-- START OF Data shown --

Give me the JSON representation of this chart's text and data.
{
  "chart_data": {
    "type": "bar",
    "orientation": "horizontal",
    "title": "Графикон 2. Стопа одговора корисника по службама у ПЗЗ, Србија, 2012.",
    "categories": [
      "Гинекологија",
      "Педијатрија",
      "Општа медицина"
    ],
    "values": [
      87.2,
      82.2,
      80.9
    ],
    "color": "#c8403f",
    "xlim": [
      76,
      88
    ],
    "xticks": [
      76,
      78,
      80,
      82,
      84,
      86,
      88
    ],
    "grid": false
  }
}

-- END OF Data shown --

Reproduce all of the material above word for word.

### Task solution
Give me the JSON representation of this chart's text and data.
{
  "chart_data": {
    "type": "bar",
    "orientation": "horizontal",
    "title": "Графикон 2. Стопа одговора корисника по службама у ПЗЗ, Србија, 2012.",
    "categories": [
      "Гинекологија",
      "Педијатрија",
      "Општа медицина"
    ],
    "values": [
      87.2,
      82.2,
      80.9
    ],
    "color": "#c8403f",
    "xlim": [
      76,
      88
    ],
    "xticks": [
      76,
      78,
      80,
      82,
      84,
      86,
      88
    ],
    "grid": false
  }
}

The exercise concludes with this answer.